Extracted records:
┌──

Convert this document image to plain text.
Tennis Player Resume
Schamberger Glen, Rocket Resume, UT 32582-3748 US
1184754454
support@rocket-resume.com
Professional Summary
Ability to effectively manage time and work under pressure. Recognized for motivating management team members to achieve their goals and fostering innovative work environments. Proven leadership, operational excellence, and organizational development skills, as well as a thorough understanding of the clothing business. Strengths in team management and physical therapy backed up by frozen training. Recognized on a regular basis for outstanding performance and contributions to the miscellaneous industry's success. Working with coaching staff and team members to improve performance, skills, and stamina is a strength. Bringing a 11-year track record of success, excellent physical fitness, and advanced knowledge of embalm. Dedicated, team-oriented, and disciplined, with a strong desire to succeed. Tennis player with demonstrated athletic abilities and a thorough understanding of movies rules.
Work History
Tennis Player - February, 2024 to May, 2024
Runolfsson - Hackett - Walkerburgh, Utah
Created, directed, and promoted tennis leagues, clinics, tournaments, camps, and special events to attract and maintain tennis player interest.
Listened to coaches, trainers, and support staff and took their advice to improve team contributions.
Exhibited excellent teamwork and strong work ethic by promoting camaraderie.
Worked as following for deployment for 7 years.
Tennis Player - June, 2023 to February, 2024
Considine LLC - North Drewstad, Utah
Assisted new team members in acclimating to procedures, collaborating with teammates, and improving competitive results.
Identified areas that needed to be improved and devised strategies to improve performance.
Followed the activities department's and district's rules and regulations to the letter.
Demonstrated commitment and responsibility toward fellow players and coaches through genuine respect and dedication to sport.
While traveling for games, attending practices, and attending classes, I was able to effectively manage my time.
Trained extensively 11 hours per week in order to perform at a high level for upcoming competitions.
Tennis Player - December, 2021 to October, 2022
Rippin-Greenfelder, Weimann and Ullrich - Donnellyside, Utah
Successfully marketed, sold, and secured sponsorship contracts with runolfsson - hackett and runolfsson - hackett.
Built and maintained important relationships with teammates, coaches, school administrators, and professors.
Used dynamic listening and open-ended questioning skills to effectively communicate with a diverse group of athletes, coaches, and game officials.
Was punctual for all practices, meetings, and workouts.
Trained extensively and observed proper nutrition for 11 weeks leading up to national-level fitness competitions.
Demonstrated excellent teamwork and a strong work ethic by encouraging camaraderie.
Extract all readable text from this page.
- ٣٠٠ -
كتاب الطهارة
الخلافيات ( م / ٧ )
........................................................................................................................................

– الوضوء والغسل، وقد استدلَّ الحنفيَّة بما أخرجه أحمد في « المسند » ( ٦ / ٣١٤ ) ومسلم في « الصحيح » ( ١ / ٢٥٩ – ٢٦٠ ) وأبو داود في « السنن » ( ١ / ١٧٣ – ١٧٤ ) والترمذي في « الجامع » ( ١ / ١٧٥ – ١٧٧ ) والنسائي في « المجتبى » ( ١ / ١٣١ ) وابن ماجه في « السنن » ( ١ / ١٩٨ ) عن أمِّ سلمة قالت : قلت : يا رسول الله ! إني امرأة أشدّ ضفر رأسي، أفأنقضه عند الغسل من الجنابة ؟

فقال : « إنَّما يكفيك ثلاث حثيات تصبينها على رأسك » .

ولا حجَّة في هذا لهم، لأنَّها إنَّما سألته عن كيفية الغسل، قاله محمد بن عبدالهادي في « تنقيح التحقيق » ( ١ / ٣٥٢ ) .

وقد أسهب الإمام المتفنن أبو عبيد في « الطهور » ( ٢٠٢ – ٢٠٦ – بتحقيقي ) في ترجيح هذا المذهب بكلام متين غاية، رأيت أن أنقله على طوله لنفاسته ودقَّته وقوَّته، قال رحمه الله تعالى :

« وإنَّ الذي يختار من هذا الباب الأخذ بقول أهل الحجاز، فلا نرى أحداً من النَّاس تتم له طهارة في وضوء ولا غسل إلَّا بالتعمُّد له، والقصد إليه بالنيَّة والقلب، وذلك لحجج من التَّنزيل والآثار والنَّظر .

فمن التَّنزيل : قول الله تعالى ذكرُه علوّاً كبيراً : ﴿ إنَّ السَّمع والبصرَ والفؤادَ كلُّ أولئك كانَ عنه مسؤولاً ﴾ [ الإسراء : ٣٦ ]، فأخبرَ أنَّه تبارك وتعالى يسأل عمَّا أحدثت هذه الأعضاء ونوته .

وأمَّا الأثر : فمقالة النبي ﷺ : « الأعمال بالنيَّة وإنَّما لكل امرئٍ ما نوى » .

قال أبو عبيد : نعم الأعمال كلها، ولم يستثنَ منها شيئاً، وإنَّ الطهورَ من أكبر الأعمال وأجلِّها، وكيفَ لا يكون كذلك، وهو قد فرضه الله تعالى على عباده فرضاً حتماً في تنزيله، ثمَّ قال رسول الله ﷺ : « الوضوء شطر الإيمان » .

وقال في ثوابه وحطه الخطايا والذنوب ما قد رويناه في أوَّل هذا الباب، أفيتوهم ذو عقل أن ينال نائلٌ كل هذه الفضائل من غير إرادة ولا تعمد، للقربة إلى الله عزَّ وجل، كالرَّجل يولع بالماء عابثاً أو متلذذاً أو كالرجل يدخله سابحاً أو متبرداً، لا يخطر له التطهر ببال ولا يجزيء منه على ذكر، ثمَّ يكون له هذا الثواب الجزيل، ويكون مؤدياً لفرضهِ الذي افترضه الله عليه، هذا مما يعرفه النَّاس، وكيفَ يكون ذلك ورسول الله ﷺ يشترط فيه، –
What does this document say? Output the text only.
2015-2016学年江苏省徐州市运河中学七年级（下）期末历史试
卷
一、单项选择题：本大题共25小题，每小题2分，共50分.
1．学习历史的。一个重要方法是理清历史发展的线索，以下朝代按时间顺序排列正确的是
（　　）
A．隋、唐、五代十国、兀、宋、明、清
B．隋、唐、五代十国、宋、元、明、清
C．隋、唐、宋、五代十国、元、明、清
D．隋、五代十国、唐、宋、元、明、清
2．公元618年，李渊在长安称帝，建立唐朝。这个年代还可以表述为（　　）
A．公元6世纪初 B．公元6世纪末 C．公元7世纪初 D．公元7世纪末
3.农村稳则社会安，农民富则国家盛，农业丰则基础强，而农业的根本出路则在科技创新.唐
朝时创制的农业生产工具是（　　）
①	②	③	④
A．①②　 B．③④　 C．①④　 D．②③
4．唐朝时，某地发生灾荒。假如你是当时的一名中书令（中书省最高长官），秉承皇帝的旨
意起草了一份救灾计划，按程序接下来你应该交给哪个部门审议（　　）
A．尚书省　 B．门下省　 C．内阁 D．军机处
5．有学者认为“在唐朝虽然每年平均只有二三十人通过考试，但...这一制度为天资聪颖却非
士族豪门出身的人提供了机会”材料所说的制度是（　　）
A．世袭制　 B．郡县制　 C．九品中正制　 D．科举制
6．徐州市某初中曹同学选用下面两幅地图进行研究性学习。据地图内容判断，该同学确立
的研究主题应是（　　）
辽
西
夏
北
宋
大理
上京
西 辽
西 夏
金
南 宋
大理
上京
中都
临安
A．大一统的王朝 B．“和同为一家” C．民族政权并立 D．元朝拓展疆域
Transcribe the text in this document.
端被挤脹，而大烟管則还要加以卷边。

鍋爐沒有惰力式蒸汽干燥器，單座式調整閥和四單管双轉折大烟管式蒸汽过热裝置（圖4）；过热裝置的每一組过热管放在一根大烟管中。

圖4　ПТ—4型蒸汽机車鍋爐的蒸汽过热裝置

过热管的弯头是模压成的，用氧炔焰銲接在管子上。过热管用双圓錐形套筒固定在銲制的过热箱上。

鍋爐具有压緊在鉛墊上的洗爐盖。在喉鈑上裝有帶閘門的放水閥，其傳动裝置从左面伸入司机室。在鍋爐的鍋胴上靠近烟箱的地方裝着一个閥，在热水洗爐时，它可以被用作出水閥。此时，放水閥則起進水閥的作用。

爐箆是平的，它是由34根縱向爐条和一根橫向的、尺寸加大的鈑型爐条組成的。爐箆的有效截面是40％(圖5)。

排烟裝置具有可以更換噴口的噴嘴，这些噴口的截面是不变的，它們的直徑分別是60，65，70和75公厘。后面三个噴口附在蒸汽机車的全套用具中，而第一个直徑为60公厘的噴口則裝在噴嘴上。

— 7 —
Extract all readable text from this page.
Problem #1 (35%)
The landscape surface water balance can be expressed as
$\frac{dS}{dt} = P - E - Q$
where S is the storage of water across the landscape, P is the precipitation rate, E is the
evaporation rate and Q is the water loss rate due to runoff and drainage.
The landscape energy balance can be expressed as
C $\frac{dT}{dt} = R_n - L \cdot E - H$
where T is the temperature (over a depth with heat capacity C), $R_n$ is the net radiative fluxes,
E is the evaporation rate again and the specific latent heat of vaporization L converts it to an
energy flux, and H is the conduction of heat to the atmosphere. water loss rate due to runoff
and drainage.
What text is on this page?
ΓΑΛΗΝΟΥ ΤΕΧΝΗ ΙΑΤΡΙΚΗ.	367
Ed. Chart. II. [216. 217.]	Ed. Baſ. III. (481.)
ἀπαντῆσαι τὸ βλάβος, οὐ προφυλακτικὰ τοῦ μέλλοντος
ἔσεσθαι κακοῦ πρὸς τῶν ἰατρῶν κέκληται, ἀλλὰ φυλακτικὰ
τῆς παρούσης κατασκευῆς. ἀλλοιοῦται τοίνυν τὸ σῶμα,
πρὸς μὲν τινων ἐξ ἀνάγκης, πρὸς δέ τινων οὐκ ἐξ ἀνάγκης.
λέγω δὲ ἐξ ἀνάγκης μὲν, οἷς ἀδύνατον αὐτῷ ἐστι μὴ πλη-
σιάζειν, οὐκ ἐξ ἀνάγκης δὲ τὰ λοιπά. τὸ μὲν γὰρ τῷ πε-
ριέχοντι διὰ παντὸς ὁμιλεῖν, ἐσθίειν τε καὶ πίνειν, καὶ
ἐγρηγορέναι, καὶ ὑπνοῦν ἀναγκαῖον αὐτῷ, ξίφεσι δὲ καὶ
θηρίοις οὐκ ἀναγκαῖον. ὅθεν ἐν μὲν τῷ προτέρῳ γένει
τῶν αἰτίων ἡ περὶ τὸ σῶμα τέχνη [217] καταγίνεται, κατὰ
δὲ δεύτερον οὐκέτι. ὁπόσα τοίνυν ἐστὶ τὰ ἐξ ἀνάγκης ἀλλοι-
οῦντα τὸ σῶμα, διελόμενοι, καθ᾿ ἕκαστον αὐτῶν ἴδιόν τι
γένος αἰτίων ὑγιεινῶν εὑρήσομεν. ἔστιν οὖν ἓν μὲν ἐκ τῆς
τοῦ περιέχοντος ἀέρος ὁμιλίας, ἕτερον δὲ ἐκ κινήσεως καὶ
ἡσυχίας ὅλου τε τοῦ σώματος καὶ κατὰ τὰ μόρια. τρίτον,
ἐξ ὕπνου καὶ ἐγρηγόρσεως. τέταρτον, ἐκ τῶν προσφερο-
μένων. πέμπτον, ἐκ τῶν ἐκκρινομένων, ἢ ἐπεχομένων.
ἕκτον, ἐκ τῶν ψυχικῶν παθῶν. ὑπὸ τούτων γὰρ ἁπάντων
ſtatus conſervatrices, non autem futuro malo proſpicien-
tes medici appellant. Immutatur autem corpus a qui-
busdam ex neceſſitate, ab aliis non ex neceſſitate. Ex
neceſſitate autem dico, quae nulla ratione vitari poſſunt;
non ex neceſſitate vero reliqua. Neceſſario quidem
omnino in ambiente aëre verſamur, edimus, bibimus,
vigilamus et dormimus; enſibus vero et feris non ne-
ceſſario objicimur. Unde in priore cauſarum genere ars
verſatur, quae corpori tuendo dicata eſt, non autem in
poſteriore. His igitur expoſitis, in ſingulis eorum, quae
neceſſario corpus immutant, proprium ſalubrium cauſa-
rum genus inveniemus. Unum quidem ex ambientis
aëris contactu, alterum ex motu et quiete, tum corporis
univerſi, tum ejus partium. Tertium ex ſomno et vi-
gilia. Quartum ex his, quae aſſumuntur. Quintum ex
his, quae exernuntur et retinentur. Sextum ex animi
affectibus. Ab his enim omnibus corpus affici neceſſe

└──

#### [Given task]
Of the lines in the material above, state how many contain the string "بالني"; give no other text.

#### [The solution]
2